[Stored entries]

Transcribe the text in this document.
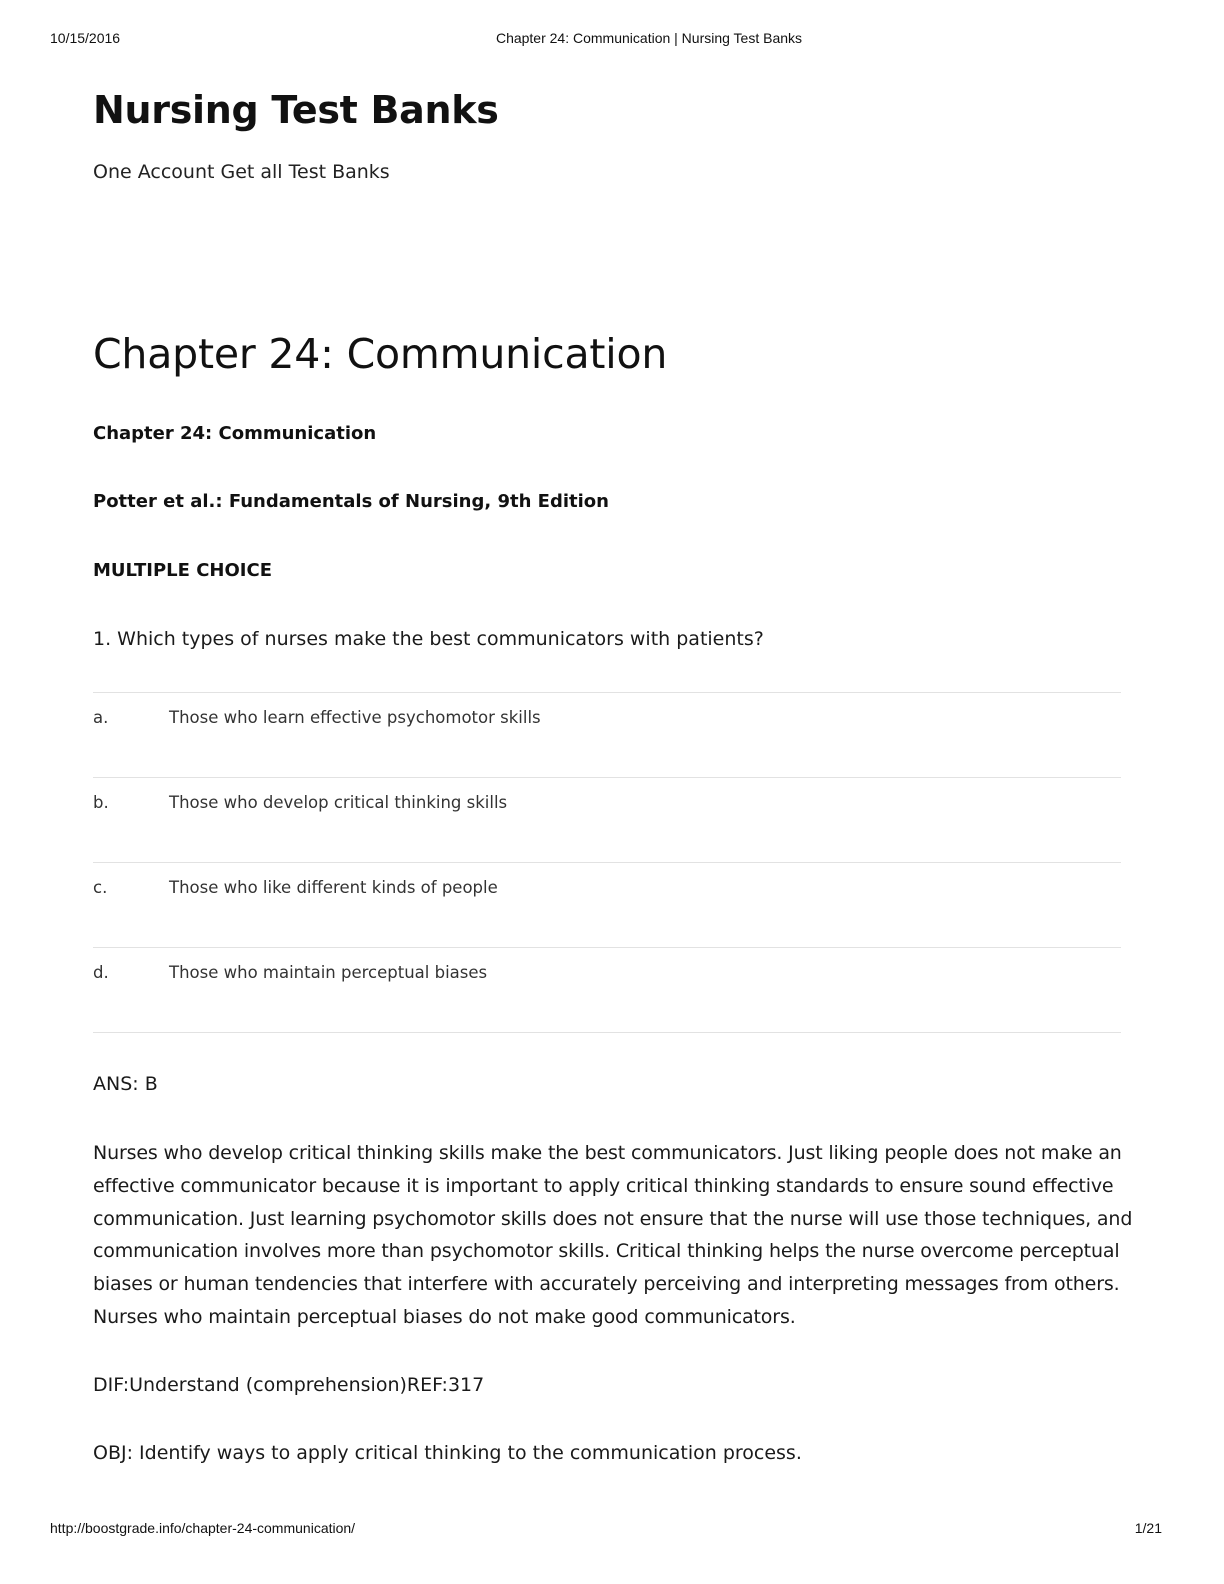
10/15/2016	Chapter 24: Communication | Nursing Test Banks
Nursing Test Banks

One Account Get all Test Banks

Chapter 24: Communication

Chapter 24: Communication

Potter et al.: Fundamentals of Nursing, 9th Edition

MULTIPLE CHOICE

1. Which types of nurses make the best communicators with patients?

a.	Those who learn effective psychomotor skills
b.	Those who develop critical thinking skills
c.	Those who like different kinds of people
d.	Those who maintain perceptual biases

ANS: B

Nurses who develop critical thinking skills make the best communicators. Just liking people does not make an effective communicator because it is important to apply critical thinking standards to ensure sound effective communication. Just learning psychomotor skills does not ensure that the nurse will use those techniques, and communication involves more than psychomotor skills. Critical thinking helps the nurse overcome perceptual biases or human tendencies that interfere with accurately perceiving and interpreting messages from others. Nurses who maintain perceptual biases do not make good communicators.

DIF:Understand (comprehension)REF:317

OBJ: Identify ways to apply critical thinking to the communication process.

http://boostgrade.info/chapter-24-communication/	1/21
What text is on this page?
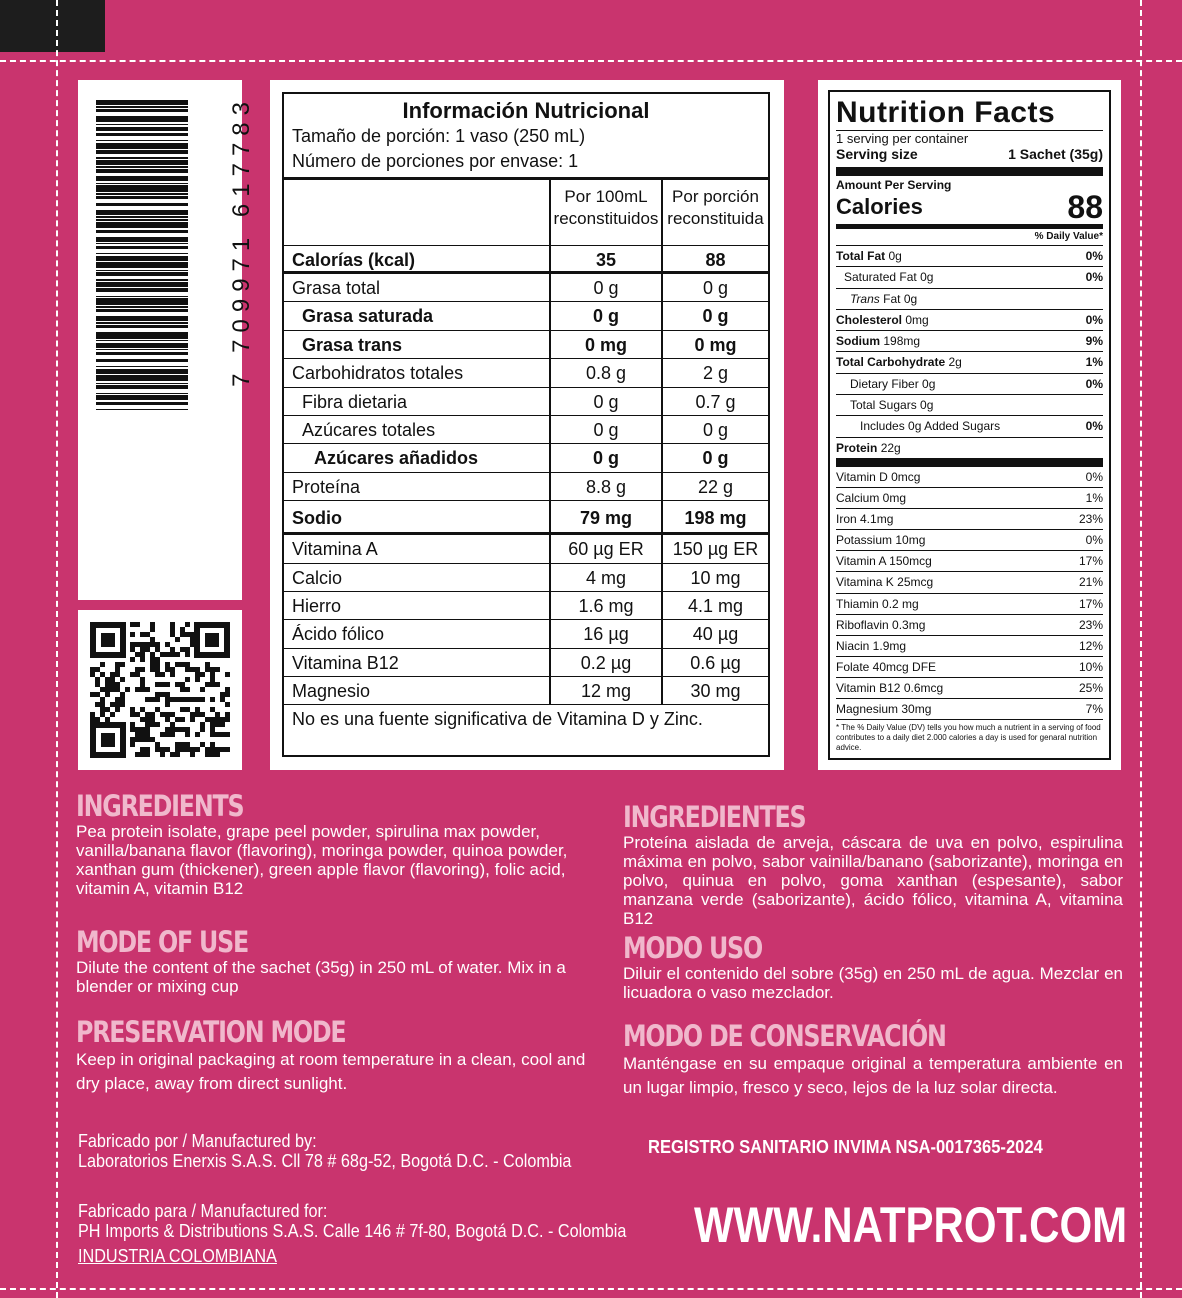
7 709971 617783	Información Nutricional
Tamaño de porción: 1 vaso (250 mL)
Número de porciones por envase: 1
Por 100mL
reconstituidos
Por porción
reconstituida
Calorías (kcal)	35	88
Grasa total	0 g	0 g
Grasa saturada	0 g	0 g
Grasa trans	0 mg	0 mg
Carbohidratos totales	0.8 g	2 g
Fibra dietaria	0 g	0.7 g
Azúcares totales	0 g	0 g
Azúcares añadidos	0 g	0 g
Proteína	8.8 g	22 g
Sodio	79 mg	198 mg
Vitamina A	60 µg ER	150 µg ER
Calcio	4 mg	10 mg
Hierro	1.6 mg	4.1 mg
Ácido fólico	16 µg	40 µg
Vitamina B12	0.2 µg	0.6 µg
Magnesio	12 mg	30 mg
No es una fuente significativa de Vitamina D y Zinc.
Nutrition Facts
1 serving per container
Serving size	1 Sachet (35g)
Amount Per Serving
Calories	88
% Daily Value*
Total Fat 0g	0%
Saturated Fat 0g	0%
Trans Fat 0g
Cholesterol 0mg	0%
Sodium 198mg	9%
Total Carbohydrate 2g	1%
Dietary Fiber 0g	0%
Total Sugars 0g
Includes 0g Added Sugars	0%
Protein 22g
Vitamin D 0mcg	0%
Calcium 0mg	1%
Iron 4.1mg	23%
Potassium 10mg	0%
Vitamin A 150mcg	17%
Vitamina K 25mcg	21%
Thiamin 0.2 mg	17%
Riboflavin 0.3mg	23%
Niacin 1.9mg	12%
Folate 40mcg DFE	10%
Vitamin B12 0.6mcg	25%
Magnesium 30mg	7%
* The % Daily Value (DV) tells you how much a nutrient in a serving of food contributes to a daily diet 2.000 calories a day is used for genaral nutrition advice.
INGREDIENTS

Pea protein isolate, grape peel powder, spirulina max powder, vanilla/banana flavor (flavoring), moringa powder, quinoa powder, xanthan gum (thickener), green apple flavor (flavoring), folic acid, vitamin A, vitamin B12

MODE OF USE

Dilute the content of the sachet (35g) in 250 mL of water. Mix in a blender or mixing cup

PRESERVATION MODE

Keep in original packaging at room temperature in a clean, cool and dry place, away from direct sunlight.

INGREDIENTES

Proteína aislada de arveja, cáscara de uva en polvo, espirulina máxima en polvo, sabor vainilla/banano (saborizante), moringa en polvo, quinua en polvo, goma xanthan (espesante), sabor manzana verde (saborizante), ácido fólico, vitamina A, vitamina B12

MODO USO

Diluir el contenido del sobre (35g) en 250 mL de agua. Mezclar en licuadora o vaso mezclador.

MODO DE CONSERVACIÓN

Manténgase en su empaque original a temperatura ambiente en un lugar limpio, fresco y seco, lejos de la luz solar directa.

Fabricado por / Manufactured by:
Laboratorios Enerxis S.A.S. Cll 78 # 68g-52, Bogotá D.C. - Colombia
Fabricado para / Manufactured for:
PH Imports & Distributions S.A.S. Calle 146 # 7f-80, Bogotá D.C. - Colombia
INDUSTRIA COLOMBIANA
REGISTRO SANITARIO INVIMA NSA-0017365-2024
WWW.NATPROT.COM
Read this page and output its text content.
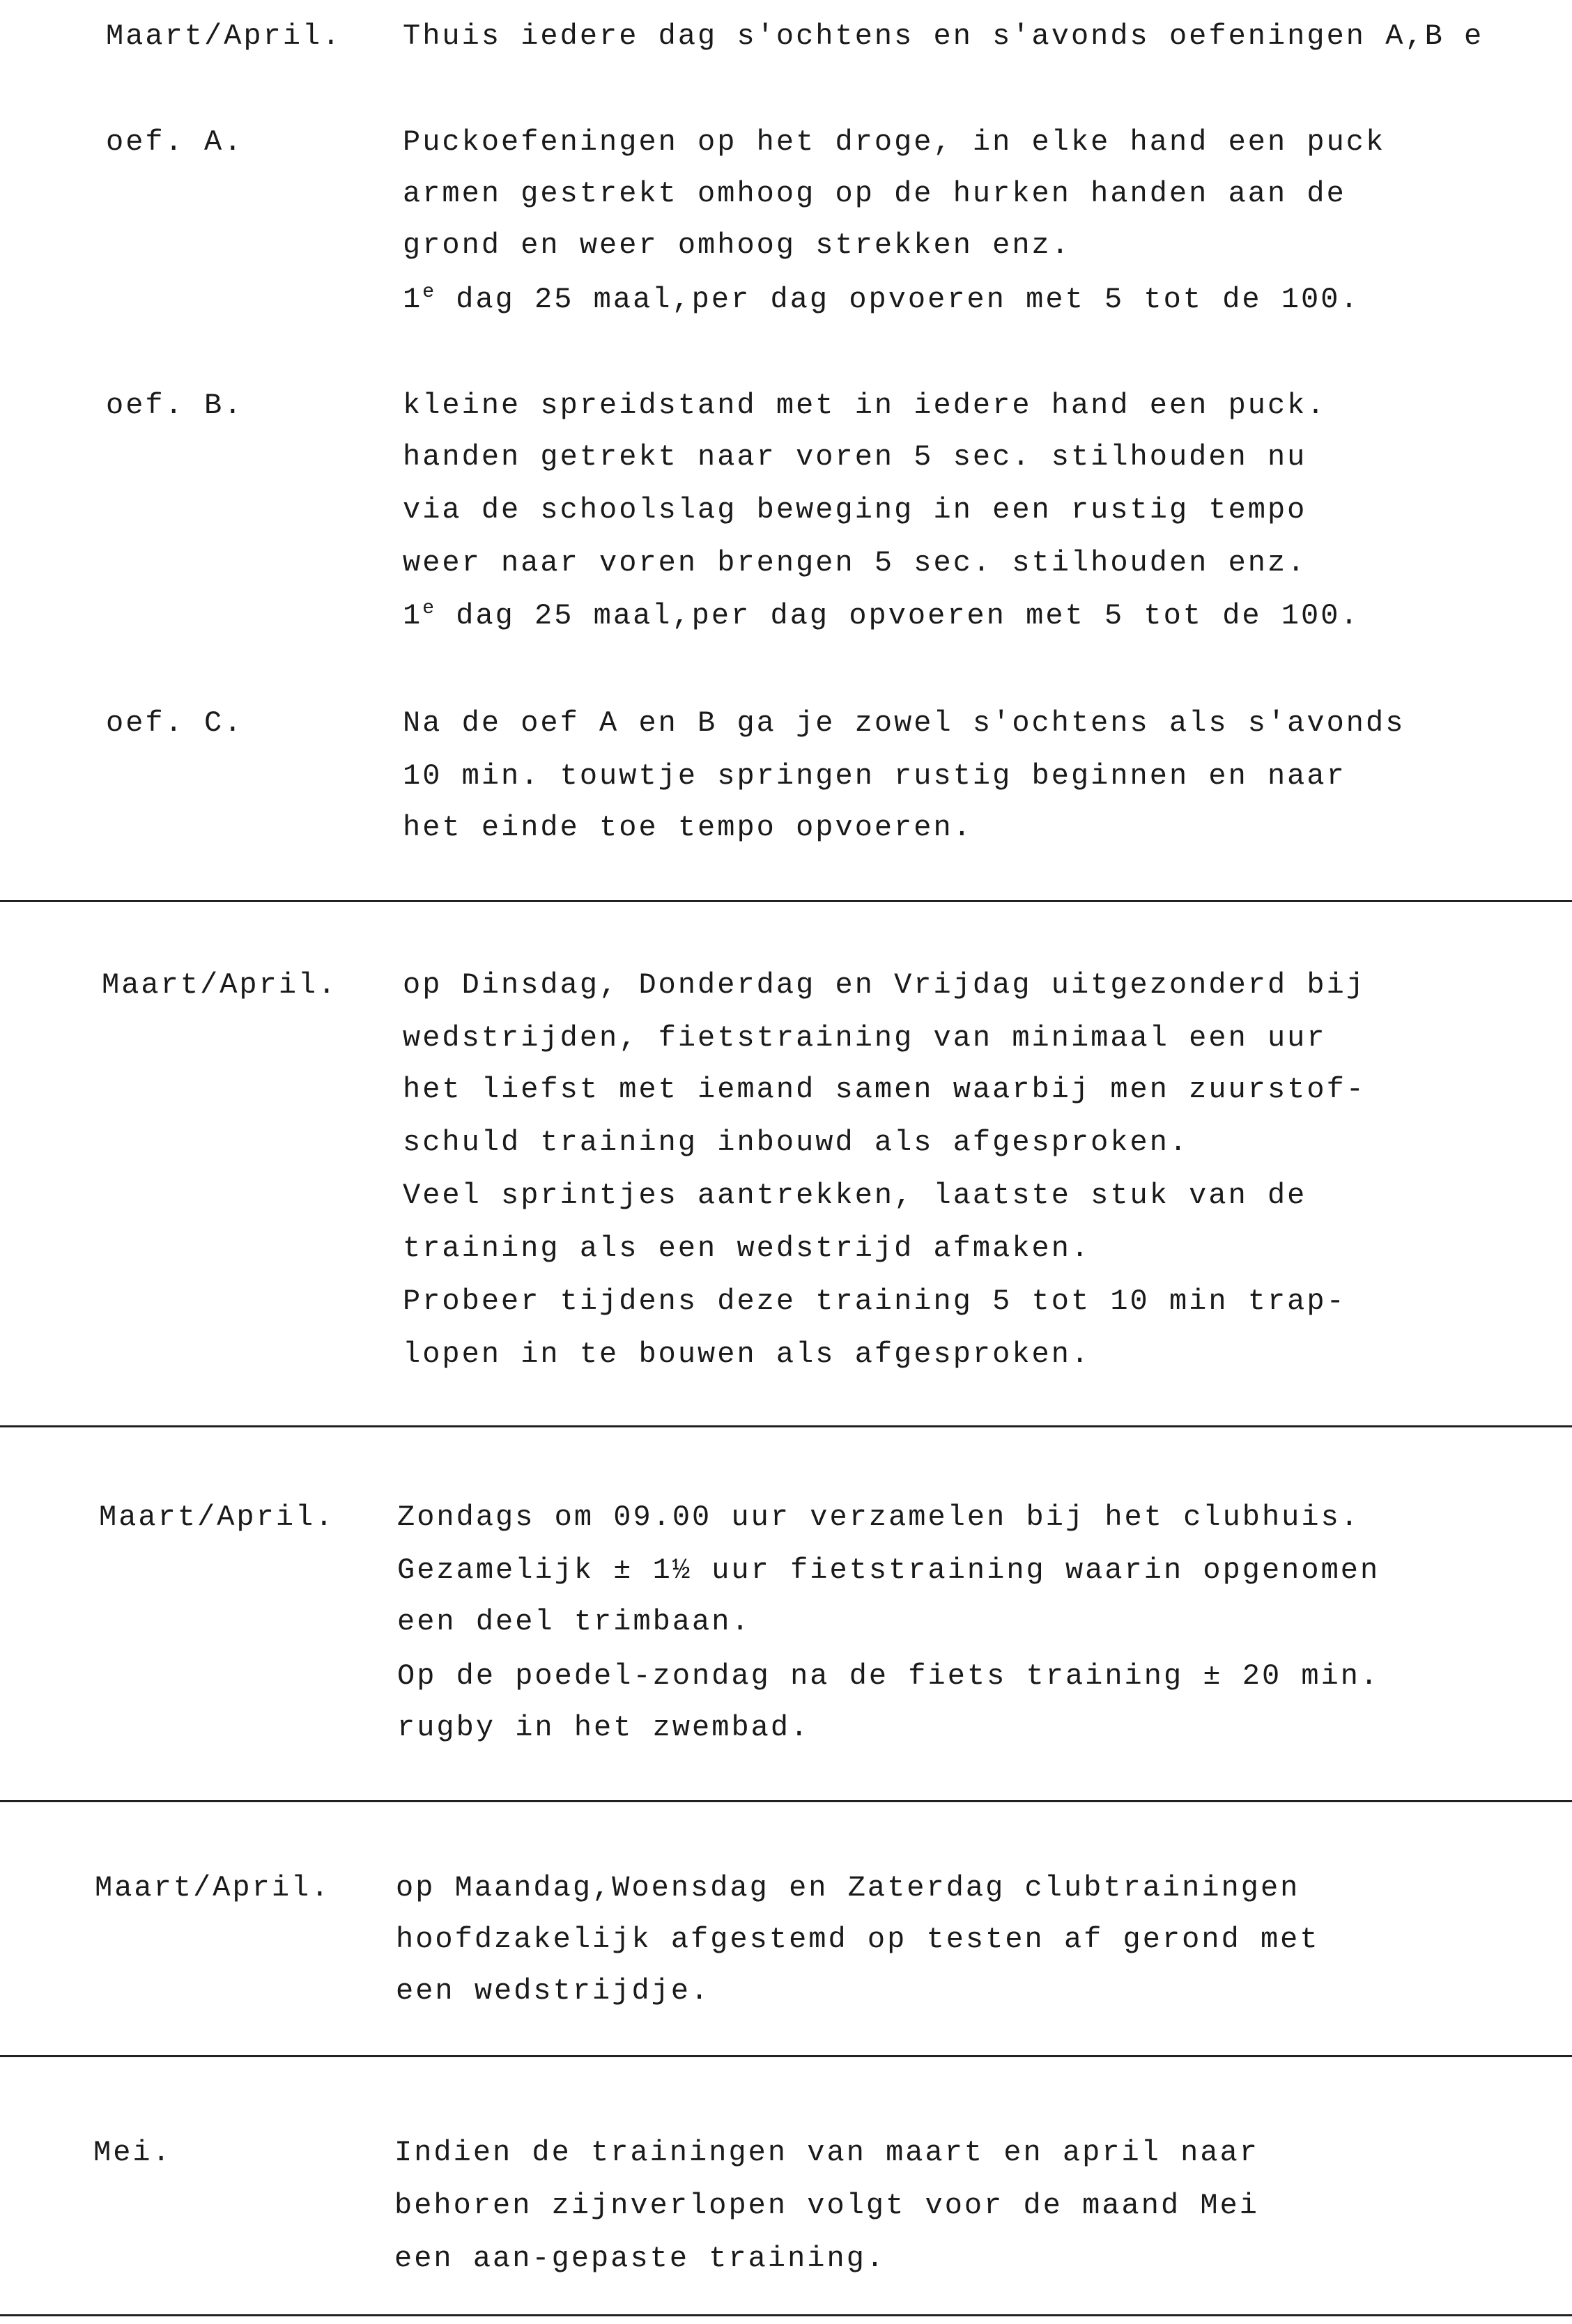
Maart/April. Thuis iedere dag s'ochtens en s'avonds oefeningen A,B e
oef. A.	Puckoefeningen op het droge, in elke hand een puck
armen gestrekt omhoog op de hurken handen aan de
grond en weer omhoog strekken enz.
1e dag 25 maal,per dag opvoeren met 5 tot de 100.
oef. B.	kleine spreidstand met in iedere hand een puck.
handen getrekt naar voren 5 sec. stilhouden nu
via de schoolslag beweging in een rustig tempo
weer naar voren brengen 5 sec. stilhouden enz.
1e dag 25 maal,per dag opvoeren met 5 tot de 100.
oef. C.	Na de oef A en B ga je zowel s'ochtens als s'avonds
10 min. touwtje springen rustig beginnen en naar
het einde toe tempo opvoeren.
Maart/April. op Dinsdag, Donderdag en Vrijdag uitgezonderd bij
wedstrijden, fietstraining van minimaal een uur
het liefst met iemand samen waarbij men zuurstof-
schuld training inbouwd als afgesproken.
Veel sprintjes aantrekken, laatste stuk van de
training als een wedstrijd afmaken.
Probeer tijdens deze training 5 tot 10 min trap-
lopen in te bouwen als afgesproken.
Maart/April. Zondags om 09.00 uur verzamelen bij het clubhuis.
Gezamelijk ± 1½ uur fietstraining waarin opgenomen
een deel trimbaan.
Op de poedel-zondag na de fiets training ± 20 min.
rugby in het zwembad.
Maart/April. op Maandag,Woensdag en Zaterdag clubtrainingen
hoofdzakelijk afgestemd op testen af gerond met
een wedstrijdje.
Mei.	Indien de trainingen van maart en april naar
behoren zijnverlopen volgt voor de maand Mei
een aan-gepaste training.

Assignment: Search the data for the string "thinking". List each line that has it.

Exercise solution:
b.	Those who develop critical thinking skills
Nurses who develop critical thinking skills make the best communicators. Just liking people does not make an effective communicator because it is important to apply critical thinking standards to ensure sound effective communication. Just learning psychomotor skills does not ensure that the nurse will use those techniques, and communication involves more than psychomotor skills. Critical thinking helps the nurse overcome perceptual biases or human tendencies that interfere with accurately perceiving and interpreting messages from others. Nurses who maintain perceptual biases do not make good communicators.
OBJ: Identify ways to apply critical thinking to the communication process.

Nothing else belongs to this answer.